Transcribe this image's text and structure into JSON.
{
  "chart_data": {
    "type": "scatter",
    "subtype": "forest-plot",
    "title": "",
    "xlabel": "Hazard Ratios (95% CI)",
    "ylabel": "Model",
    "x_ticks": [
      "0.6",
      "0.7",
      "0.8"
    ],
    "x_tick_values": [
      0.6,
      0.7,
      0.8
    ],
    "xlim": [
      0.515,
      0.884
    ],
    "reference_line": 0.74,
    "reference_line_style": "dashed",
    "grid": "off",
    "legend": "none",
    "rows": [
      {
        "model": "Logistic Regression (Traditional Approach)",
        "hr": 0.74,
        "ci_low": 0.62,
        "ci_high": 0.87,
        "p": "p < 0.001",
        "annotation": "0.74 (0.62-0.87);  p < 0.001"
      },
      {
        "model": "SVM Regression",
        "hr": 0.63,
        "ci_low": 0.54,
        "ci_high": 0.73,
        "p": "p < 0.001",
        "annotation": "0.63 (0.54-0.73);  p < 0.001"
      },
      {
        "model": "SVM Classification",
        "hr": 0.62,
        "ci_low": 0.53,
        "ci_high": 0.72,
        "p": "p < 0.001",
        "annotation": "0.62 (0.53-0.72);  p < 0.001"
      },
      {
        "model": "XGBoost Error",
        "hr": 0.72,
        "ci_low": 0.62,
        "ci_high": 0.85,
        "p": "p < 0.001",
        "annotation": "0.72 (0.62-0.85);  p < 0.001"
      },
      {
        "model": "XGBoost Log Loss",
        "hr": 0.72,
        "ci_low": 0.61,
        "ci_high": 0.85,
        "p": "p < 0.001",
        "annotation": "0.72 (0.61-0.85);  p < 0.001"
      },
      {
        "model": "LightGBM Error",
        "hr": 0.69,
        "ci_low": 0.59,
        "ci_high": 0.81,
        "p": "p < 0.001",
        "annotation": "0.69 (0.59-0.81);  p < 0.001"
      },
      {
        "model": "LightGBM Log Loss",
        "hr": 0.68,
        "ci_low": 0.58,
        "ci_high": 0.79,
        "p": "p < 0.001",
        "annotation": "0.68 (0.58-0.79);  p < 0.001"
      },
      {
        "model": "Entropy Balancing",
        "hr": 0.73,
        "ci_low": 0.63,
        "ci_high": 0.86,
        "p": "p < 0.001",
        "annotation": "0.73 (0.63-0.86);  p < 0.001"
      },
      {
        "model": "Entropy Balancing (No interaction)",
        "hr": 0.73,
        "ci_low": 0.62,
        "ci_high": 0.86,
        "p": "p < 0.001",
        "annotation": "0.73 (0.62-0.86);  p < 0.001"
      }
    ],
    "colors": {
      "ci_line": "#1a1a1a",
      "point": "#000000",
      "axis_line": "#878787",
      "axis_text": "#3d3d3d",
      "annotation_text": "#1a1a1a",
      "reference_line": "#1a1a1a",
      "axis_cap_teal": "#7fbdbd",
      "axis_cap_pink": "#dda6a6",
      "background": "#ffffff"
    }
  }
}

# # # #

**What is being asked:** Output each record exactly, leaving nothing out.

**Written answer:**
Transcribe this image's text and structure into JSON.
{
  "chart_data": {
    "type": "scatter",
    "subtype": "forest-plot",
    "title": "",
    "xlabel": "Hazard Ratios (95% CI)",
    "ylabel": "Model",
    "x_ticks": [
      "0.6",
      "0.7",
      "0.8"
    ],
    "x_tick_values": [
      0.6,
      0.7,
      0.8
    ],
    "xlim": [
      0.515,
      0.884
    ],
    "reference_line": 0.74,
    "reference_line_style": "dashed",
    "grid": "off",
    "legend": "none",
    "rows": [
      {
        "model": "Logistic Regression (Traditional Approach)",
        "hr": 0.74,
        "ci_low": 0.62,
        "ci_high": 0.87,
        "p": "p < 0.001",
        "annotation": "0.74 (0.62-0.87);  p < 0.001"
      },
      {
        "model": "SVM Regression",
        "hr": 0.63,
        "ci_low": 0.54,
        "ci_high": 0.73,
        "p": "p < 0.001",
        "annotation": "0.63 (0.54-0.73);  p < 0.001"
      },
      {
        "model": "SVM Classification",
        "hr": 0.62,
        "ci_low": 0.53,
        "ci_high": 0.72,
        "p": "p < 0.001",
        "annotation": "0.62 (0.53-0.72);  p < 0.001"
      },
      {
        "model": "XGBoost Error",
        "hr": 0.72,
        "ci_low": 0.62,
        "ci_high": 0.85,
        "p": "p < 0.001",
        "annotation": "0.72 (0.62-0.85);  p < 0.001"
      },
      {
        "model": "XGBoost Log Loss",
        "hr": 0.72,
        "ci_low": 0.61,
        "ci_high": 0.85,
        "p": "p < 0.001",
        "annotation": "0.72 (0.61-0.85);  p < 0.001"
      },
      {
        "model": "LightGBM Error",
        "hr": 0.69,
        "ci_low": 0.59,
        "ci_high": 0.81,
        "p": "p < 0.001",
        "annotation": "0.69 (0.59-0.81);  p < 0.001"
      },
      {
        "model": "LightGBM Log Loss",
        "hr": 0.68,
        "ci_low": 0.58,
        "ci_high": 0.79,
        "p": "p < 0.001",
        "annotation": "0.68 (0.58-0.79);  p < 0.001"
      },
      {
        "model": "Entropy Balancing",
        "hr": 0.73,
        "ci_low": 0.63,
        "ci_high": 0.86,
        "p": "p < 0.001",
        "annotation": "0.73 (0.63-0.86);  p < 0.001"
      },
      {
        "model": "Entropy Balancing (No interaction)",
        "hr": 0.73,
        "ci_low": 0.62,
        "ci_high": 0.86,
        "p": "p < 0.001",
        "annotation": "0.73 (0.62-0.86);  p < 0.001"
      }
    ],
    "colors": {
      "ci_line": "#1a1a1a",
      "point": "#000000",
      "axis_line": "#878787",
      "axis_text": "#3d3d3d",
      "annotation_text": "#1a1a1a",
      "reference_line": "#1a1a1a",
      "axis_cap_teal": "#7fbdbd",
      "axis_cap_pink": "#dda6a6",
      "background": "#ffffff"
    }
  }
}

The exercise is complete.